=== Recorded information ===

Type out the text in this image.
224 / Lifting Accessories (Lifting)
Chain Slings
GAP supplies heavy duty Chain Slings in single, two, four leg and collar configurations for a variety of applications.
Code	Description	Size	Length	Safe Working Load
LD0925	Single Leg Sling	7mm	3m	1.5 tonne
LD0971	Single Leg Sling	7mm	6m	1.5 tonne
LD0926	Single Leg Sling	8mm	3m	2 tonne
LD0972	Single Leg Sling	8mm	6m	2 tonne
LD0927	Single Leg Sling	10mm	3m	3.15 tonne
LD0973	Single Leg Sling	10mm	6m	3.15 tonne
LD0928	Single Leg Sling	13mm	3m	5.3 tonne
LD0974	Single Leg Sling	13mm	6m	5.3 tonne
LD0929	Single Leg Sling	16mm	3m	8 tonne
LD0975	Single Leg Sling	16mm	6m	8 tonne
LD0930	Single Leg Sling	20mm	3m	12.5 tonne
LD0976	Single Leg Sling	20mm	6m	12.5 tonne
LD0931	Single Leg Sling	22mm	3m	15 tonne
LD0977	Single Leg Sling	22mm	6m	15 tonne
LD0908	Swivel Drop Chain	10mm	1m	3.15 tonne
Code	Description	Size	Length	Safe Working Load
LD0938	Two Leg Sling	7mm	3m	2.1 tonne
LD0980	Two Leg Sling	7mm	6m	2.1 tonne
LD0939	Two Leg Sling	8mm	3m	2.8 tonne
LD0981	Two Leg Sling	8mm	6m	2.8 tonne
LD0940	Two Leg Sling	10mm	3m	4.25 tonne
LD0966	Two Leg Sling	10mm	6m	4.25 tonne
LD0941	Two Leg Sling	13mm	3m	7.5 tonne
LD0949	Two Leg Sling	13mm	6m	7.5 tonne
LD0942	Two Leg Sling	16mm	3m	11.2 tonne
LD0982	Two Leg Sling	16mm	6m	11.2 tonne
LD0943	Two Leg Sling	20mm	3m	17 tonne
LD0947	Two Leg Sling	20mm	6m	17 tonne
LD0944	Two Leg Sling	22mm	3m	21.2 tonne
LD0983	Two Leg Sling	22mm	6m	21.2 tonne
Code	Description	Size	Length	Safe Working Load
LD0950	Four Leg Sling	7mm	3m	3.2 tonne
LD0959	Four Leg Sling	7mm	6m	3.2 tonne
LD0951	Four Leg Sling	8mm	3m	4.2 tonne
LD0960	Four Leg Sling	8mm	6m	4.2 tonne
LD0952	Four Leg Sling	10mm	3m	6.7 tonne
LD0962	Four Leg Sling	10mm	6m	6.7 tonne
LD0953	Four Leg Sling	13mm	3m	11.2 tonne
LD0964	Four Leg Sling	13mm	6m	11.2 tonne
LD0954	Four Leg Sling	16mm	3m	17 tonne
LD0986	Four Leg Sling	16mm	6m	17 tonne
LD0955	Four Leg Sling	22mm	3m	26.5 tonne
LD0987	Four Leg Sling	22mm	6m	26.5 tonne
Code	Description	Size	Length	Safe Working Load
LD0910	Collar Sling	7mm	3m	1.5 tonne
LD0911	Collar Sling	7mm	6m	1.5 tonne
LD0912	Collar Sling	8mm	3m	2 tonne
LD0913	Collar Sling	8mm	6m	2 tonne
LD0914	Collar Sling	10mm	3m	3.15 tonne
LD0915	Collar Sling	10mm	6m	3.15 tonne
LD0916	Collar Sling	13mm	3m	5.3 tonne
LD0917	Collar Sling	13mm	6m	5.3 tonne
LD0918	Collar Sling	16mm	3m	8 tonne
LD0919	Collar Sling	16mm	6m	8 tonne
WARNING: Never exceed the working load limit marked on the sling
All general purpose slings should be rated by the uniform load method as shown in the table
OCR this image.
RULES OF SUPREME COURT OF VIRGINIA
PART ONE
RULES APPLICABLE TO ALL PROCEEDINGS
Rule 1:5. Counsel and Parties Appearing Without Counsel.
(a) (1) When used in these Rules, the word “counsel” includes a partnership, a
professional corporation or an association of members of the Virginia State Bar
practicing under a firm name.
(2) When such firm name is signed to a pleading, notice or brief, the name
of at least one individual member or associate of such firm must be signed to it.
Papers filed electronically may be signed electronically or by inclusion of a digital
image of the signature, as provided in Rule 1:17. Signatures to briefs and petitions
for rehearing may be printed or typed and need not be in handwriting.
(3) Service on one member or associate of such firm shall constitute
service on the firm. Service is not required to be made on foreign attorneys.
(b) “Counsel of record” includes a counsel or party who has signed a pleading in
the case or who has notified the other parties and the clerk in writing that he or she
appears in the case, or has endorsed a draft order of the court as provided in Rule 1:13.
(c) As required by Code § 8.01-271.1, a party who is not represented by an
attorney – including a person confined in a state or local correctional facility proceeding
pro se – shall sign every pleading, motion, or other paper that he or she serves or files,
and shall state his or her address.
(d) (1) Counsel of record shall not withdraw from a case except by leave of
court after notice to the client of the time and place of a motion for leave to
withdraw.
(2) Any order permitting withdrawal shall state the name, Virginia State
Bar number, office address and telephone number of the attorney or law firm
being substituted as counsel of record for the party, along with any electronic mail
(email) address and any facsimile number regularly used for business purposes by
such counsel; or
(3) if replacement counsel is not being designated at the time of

===

What this task involves: Reproduce the whole listing word for word.

Solution for this problem:
Type out the text in this image.
224 / Lifting Accessories (Lifting)
Chain Slings
GAP supplies heavy duty Chain Slings in single, two, four leg and collar configurations for a variety of applications.
Code	Description	Size	Length	Safe Working Load
LD0925	Single Leg Sling	7mm	3m	1.5 tonne
LD0971	Single Leg Sling	7mm	6m	1.5 tonne
LD0926	Single Leg Sling	8mm	3m	2 tonne
LD0972	Single Leg Sling	8mm	6m	2 tonne
LD0927	Single Leg Sling	10mm	3m	3.15 tonne
LD0973	Single Leg Sling	10mm	6m	3.15 tonne
LD0928	Single Leg Sling	13mm	3m	5.3 tonne
LD0974	Single Leg Sling	13mm	6m	5.3 tonne
LD0929	Single Leg Sling	16mm	3m	8 tonne
LD0975	Single Leg Sling	16mm	6m	8 tonne
LD0930	Single Leg Sling	20mm	3m	12.5 tonne
LD0976	Single Leg Sling	20mm	6m	12.5 tonne
LD0931	Single Leg Sling	22mm	3m	15 tonne
LD0977	Single Leg Sling	22mm	6m	15 tonne
LD0908	Swivel Drop Chain	10mm	1m	3.15 tonne
Code	Description	Size	Length	Safe Working Load
LD0938	Two Leg Sling	7mm	3m	2.1 tonne
LD0980	Two Leg Sling	7mm	6m	2.1 tonne
LD0939	Two Leg Sling	8mm	3m	2.8 tonne
LD0981	Two Leg Sling	8mm	6m	2.8 tonne
LD0940	Two Leg Sling	10mm	3m	4.25 tonne
LD0966	Two Leg Sling	10mm	6m	4.25 tonne
LD0941	Two Leg Sling	13mm	3m	7.5 tonne
LD0949	Two Leg Sling	13mm	6m	7.5 tonne
LD0942	Two Leg Sling	16mm	3m	11.2 tonne
LD0982	Two Leg Sling	16mm	6m	11.2 tonne
LD0943	Two Leg Sling	20mm	3m	17 tonne
LD0947	Two Leg Sling	20mm	6m	17 tonne
LD0944	Two Leg Sling	22mm	3m	21.2 tonne
LD0983	Two Leg Sling	22mm	6m	21.2 tonne
Code	Description	Size	Length	Safe Working Load
LD0950	Four Leg Sling	7mm	3m	3.2 tonne
LD0959	Four Leg Sling	7mm	6m	3.2 tonne
LD0951	Four Leg Sling	8mm	3m	4.2 tonne
LD0960	Four Leg Sling	8mm	6m	4.2 tonne
LD0952	Four Leg Sling	10mm	3m	6.7 tonne
LD0962	Four Leg Sling	10mm	6m	6.7 tonne
LD0953	Four Leg Sling	13mm	3m	11.2 tonne
LD0964	Four Leg Sling	13mm	6m	11.2 tonne
LD0954	Four Leg Sling	16mm	3m	17 tonne
LD0986	Four Leg Sling	16mm	6m	17 tonne
LD0955	Four Leg Sling	22mm	3m	26.5 tonne
LD0987	Four Leg Sling	22mm	6m	26.5 tonne
Code	Description	Size	Length	Safe Working Load
LD0910	Collar Sling	7mm	3m	1.5 tonne
LD0911	Collar Sling	7mm	6m	1.5 tonne
LD0912	Collar Sling	8mm	3m	2 tonne
LD0913	Collar Sling	8mm	6m	2 tonne
LD0914	Collar Sling	10mm	3m	3.15 tonne
LD0915	Collar Sling	10mm	6m	3.15 tonne
LD0916	Collar Sling	13mm	3m	5.3 tonne
LD0917	Collar Sling	13mm	6m	5.3 tonne
LD0918	Collar Sling	16mm	3m	8 tonne
LD0919	Collar Sling	16mm	6m	8 tonne
WARNING: Never exceed the working load limit marked on the sling
All general purpose slings should be rated by the uniform load method as shown in the table
OCR this image.
RULES OF SUPREME COURT OF VIRGINIA
PART ONE
RULES APPLICABLE TO ALL PROCEEDINGS
Rule 1:5. Counsel and Parties Appearing Without Counsel.
(a) (1) When used in these Rules, the word “counsel” includes a partnership, a
professional corporation or an association of members of the Virginia State Bar
practicing under a firm name.
(2) When such firm name is signed to a pleading, notice or brief, the name
of at least one individual member or associate of such firm must be signed to it.
Papers filed electronically may be signed electronically or by inclusion of a digital
image of the signature, as provided in Rule 1:17. Signatures to briefs and petitions
for rehearing may be printed or typed and need not be in handwriting.
(3) Service on one member or associate of such firm shall constitute
service on the firm. Service is not required to be made on foreign attorneys.
(b) “Counsel of record” includes a counsel or party who has signed a pleading in
the case or who has notified the other parties and the clerk in writing that he or she
appears in the case, or has endorsed a draft order of the court as provided in Rule 1:13.
(c) As required by Code § 8.01-271.1, a party who is not represented by an
attorney – including a person confined in a state or local correctional facility proceeding
pro se – shall sign every pleading, motion, or other paper that he or she serves or files,
and shall state his or her address.
(d) (1) Counsel of record shall not withdraw from a case except by leave of
court after notice to the client of the time and place of a motion for leave to
withdraw.
(2) Any order permitting withdrawal shall state the name, Virginia State
Bar number, office address and telephone number of the attorney or law firm
being substituted as counsel of record for the party, along with any electronic mail
(email) address and any facsimile number regularly used for business purposes by
such counsel; or
(3) if replacement counsel is not being designated at the time of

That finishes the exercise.